Problem description>
Copy word for word the passage of the Squire's Tale analysis running from "The Squire's Tale in" to "in English literature.".

The Squire's Tale in The Canterbury Tales: Theme & Analysis

Instructor: Joseph Altnether

Joe has taught college English courses for several years, has a Bachelor's degree in Russian Studies and a Master's degree in English literature.

Because 'The Squire's Tale' from Chaucer's 'The Canterbury Tales' is incomplete, the romantic idea of life and love are the prominent themes of the limited story. The interruption of the tale leads more to assumptions than accurate analysis.

A Fantastical Tale

This story begins in a foreign location, introduces a mysterious guest, and describes magical items. How does this not sound like the beginning of a fantasy story along the lines of Lord of the Rings? Instead, it is the imaginative tale of the Squire from Chaucer's The Canterbury Tales. The Squire is a young man who is an apprentice to his father, a knight. His fantastical tale is set in the land of Tartary and is filled with hope. His tale begins as an optimistic story about love.

The Squire never finishes his story. He is interrupted by another member of the travelling group and is not given an opportunity to return to it. The Squire receives praise for what he has told up to the point of the interruption, but another tale takes his place. It is unclear whether this was an intentional device by Chaucer, or if Chaucer just never returned to finish writing this particular tale. There is also speculation that perhaps the Squire was not allowed to finish his story due to the insinuation of incest at the beginning of 'The Squire's Tale.'

Just prior to the interruption of his story, the Squire mentions that he will continue his tale and tell of the 'another Cambalo…Who fought with the two brothers in the list/For Canace.' Perhaps, as this quote indicates, there is another person named as Canace's brother who fights for her hand in marriage. It could also be her brother. The insinuation of an incestual relationship is subjective, and the evidence is sparse to substantiate such a claim, especially considering that the tale is left untold. Aside from this passage, 'The Squire's Tale' does set the scene well for a tale about love.

Extracted material>

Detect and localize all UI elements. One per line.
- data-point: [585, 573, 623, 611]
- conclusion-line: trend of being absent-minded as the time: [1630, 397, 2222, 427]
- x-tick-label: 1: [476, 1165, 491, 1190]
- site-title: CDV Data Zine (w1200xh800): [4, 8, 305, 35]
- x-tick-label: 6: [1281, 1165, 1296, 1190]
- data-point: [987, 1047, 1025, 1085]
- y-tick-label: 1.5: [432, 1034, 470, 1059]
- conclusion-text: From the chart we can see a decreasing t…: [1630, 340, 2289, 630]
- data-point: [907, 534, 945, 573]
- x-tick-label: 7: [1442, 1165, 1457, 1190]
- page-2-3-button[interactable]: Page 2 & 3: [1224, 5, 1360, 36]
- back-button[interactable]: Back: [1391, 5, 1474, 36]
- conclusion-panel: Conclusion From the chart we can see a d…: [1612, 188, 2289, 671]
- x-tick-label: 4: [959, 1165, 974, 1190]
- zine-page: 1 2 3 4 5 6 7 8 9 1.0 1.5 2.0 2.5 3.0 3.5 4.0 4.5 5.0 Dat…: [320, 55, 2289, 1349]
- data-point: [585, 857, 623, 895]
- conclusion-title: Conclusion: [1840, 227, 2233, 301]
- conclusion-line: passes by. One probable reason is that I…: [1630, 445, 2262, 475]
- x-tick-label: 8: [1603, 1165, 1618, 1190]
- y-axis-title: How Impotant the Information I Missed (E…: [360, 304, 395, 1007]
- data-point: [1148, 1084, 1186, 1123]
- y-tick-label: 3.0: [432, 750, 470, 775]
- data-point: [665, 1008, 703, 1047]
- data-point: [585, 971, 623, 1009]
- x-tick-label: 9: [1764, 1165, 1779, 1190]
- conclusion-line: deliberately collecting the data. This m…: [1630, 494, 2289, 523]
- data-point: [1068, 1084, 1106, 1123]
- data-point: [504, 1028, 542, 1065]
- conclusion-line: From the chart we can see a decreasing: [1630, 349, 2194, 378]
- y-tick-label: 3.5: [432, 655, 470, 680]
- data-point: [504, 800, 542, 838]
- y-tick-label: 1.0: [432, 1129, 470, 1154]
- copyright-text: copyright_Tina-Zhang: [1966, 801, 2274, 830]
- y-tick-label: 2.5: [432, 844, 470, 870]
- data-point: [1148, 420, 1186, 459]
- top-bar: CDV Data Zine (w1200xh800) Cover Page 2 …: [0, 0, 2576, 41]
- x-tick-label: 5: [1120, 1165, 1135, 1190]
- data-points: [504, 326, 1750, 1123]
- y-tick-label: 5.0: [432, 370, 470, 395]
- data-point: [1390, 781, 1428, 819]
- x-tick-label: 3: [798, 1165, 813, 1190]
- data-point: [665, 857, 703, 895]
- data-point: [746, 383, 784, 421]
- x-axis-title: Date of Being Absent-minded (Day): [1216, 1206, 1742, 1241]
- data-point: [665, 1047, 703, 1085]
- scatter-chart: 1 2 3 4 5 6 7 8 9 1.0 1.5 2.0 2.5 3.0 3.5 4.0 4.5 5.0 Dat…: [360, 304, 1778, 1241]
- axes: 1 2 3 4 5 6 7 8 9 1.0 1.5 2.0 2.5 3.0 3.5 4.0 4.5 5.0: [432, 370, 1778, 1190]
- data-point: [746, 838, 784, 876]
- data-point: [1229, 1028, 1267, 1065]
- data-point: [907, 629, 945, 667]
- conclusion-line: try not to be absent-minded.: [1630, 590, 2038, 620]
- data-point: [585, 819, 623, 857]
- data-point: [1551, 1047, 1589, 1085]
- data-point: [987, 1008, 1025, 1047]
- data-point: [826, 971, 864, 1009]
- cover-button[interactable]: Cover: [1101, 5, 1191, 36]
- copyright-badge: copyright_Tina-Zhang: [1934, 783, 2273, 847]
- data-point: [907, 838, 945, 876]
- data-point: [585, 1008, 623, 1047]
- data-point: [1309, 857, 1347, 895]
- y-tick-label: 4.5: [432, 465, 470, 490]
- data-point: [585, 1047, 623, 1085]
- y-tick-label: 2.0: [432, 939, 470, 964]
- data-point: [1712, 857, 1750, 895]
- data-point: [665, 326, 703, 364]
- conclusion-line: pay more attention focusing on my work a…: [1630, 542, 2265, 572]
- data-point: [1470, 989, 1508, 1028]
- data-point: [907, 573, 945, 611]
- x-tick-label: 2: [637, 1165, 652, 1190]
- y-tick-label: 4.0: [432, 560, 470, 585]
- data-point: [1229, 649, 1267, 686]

...

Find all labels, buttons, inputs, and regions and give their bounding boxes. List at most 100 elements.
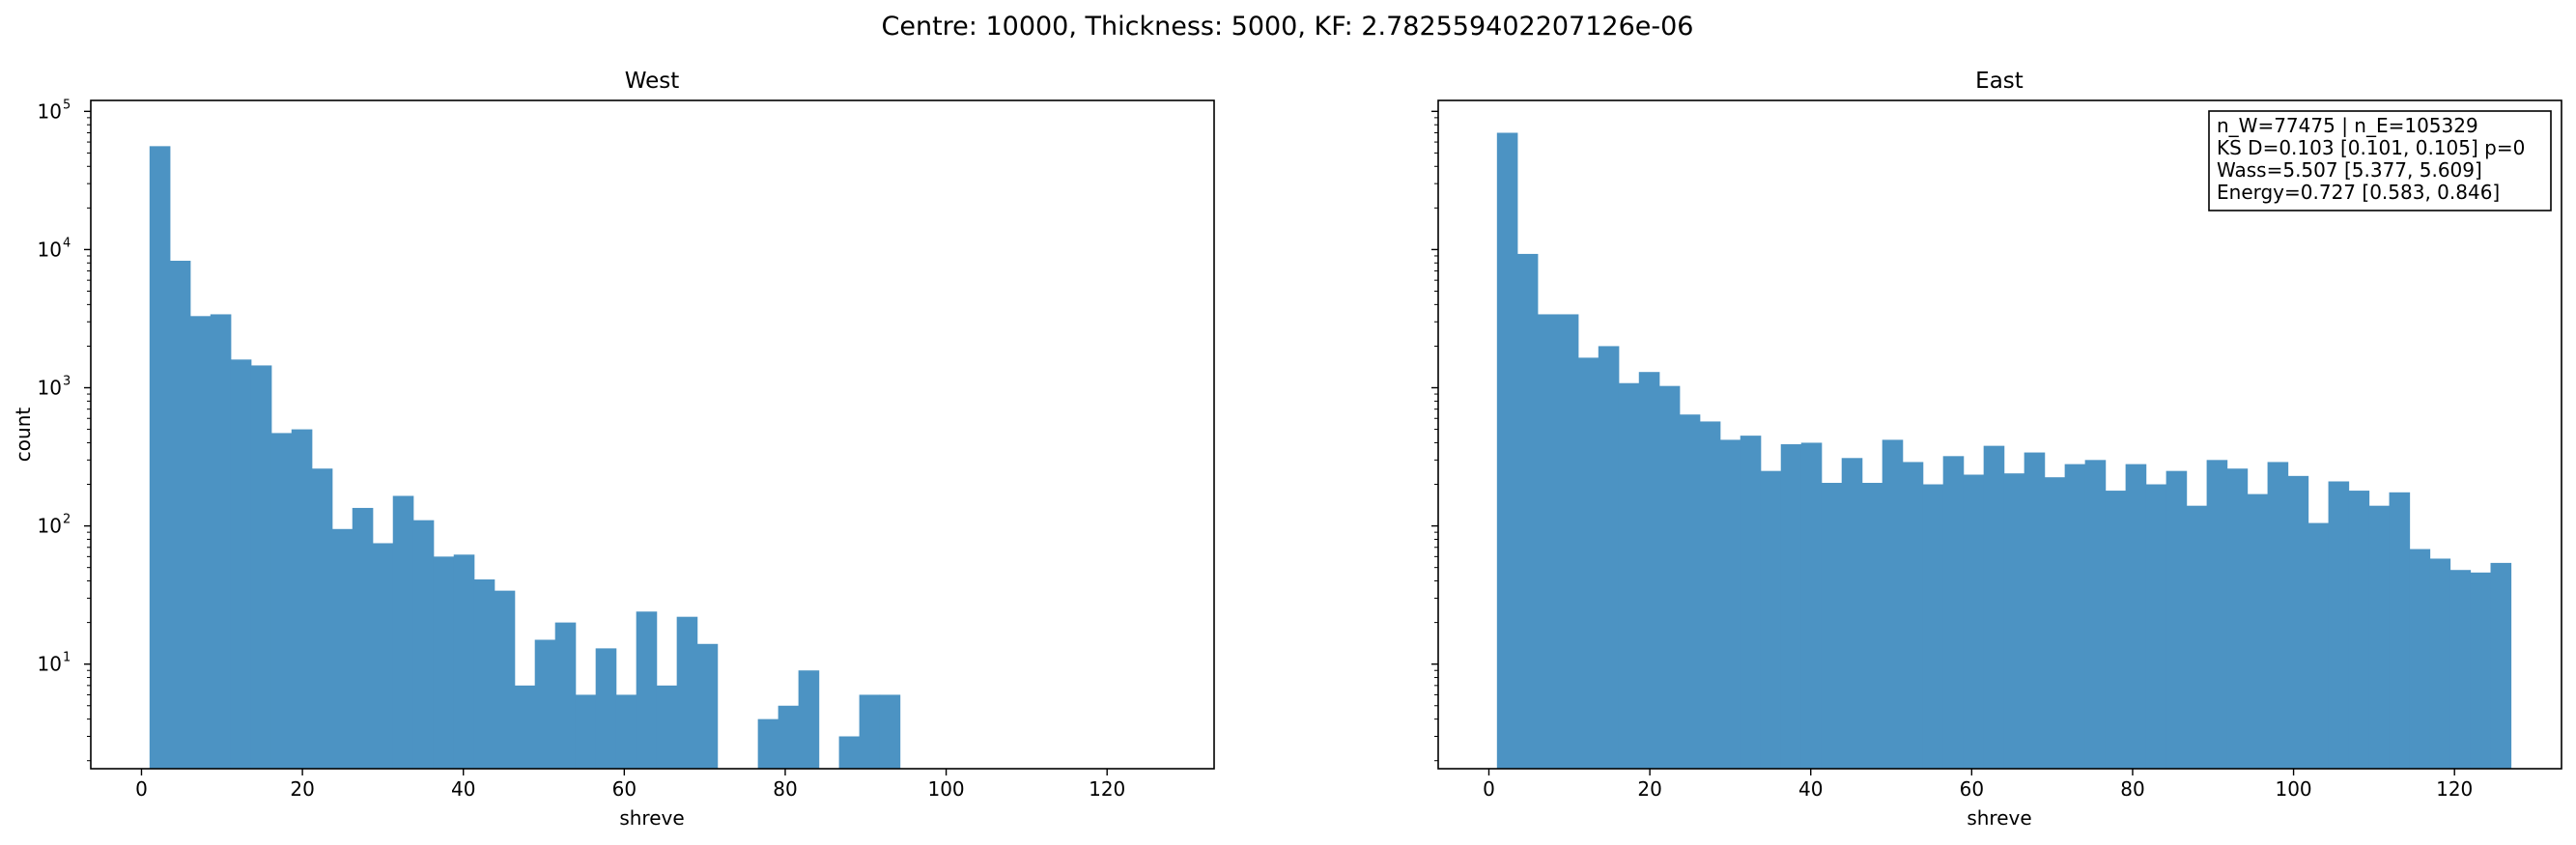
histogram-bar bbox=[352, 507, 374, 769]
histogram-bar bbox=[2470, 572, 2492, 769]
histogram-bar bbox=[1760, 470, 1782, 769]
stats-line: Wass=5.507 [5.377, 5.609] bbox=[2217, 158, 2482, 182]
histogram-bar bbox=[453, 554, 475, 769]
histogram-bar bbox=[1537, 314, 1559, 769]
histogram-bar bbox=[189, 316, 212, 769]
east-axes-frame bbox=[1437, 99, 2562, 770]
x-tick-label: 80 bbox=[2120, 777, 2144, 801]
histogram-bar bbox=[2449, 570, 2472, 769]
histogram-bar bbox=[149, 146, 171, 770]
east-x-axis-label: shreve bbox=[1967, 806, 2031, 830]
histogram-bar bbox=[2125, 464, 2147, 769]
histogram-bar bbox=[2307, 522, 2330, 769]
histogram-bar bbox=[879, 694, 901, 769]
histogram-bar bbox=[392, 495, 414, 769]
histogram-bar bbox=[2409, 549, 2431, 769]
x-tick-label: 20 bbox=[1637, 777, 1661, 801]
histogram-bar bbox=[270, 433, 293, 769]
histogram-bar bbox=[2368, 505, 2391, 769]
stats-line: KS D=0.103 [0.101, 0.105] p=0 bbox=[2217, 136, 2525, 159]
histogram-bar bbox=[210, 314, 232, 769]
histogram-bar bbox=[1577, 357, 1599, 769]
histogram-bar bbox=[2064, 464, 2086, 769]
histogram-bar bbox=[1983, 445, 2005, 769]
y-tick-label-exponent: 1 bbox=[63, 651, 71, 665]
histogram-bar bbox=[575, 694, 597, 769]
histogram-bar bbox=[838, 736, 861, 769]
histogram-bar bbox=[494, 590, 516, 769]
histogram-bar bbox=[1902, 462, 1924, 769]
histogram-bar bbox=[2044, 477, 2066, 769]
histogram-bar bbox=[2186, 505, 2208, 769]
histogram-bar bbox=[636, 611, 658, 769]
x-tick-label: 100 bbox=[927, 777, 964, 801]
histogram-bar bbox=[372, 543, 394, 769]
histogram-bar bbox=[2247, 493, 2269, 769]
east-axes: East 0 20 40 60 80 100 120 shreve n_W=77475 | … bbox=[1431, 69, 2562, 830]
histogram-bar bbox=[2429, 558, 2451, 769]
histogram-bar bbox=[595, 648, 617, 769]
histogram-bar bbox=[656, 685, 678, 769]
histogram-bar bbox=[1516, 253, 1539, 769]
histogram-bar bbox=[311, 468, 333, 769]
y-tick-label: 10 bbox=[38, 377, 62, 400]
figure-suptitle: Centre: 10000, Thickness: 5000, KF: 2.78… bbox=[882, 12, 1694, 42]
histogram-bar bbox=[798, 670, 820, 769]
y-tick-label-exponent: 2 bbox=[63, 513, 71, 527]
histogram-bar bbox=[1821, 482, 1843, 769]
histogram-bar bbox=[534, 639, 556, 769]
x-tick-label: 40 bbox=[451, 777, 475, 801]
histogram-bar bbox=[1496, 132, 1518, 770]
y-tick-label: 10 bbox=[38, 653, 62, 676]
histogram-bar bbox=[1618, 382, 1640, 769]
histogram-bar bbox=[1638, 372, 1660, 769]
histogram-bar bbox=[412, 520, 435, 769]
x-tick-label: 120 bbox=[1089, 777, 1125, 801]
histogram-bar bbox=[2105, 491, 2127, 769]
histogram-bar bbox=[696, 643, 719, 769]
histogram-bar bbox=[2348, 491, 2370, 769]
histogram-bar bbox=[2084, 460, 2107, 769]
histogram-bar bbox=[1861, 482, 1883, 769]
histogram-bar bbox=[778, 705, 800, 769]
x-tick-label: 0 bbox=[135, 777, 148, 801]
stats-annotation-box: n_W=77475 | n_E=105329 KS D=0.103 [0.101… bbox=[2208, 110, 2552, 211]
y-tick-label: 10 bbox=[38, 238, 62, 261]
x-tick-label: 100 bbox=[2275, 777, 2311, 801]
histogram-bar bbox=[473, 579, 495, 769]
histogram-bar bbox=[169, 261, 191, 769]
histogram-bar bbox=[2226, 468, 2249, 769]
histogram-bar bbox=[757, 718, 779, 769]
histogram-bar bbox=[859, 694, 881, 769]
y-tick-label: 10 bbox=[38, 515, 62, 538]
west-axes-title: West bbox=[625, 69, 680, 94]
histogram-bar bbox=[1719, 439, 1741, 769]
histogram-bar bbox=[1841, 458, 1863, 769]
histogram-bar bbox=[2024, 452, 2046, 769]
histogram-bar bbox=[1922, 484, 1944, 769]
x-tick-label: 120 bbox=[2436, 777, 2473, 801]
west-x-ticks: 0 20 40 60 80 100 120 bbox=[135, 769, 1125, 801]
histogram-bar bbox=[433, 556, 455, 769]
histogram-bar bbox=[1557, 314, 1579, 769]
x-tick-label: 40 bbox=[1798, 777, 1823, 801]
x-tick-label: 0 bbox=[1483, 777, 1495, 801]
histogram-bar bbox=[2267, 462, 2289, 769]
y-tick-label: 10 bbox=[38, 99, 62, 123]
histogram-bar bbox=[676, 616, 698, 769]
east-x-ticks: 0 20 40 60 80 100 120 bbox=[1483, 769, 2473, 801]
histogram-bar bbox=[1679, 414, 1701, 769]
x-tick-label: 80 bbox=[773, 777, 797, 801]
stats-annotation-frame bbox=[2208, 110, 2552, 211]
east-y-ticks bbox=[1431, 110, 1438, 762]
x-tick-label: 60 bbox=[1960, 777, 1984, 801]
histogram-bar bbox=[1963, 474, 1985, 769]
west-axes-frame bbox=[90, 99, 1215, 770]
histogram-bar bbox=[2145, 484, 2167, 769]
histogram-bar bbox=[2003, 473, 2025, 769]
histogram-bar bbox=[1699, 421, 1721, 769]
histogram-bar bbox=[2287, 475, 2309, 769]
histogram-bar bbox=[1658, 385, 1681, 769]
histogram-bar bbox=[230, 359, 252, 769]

Solution to this task>
The Squire's Tale in The Canterbury Tales: Theme & Analysis

Instructor: Joseph Altnether

Joe has taught college English courses for several years, has a Bachelor's degree in Russian Studies and a Master's degree in English literature.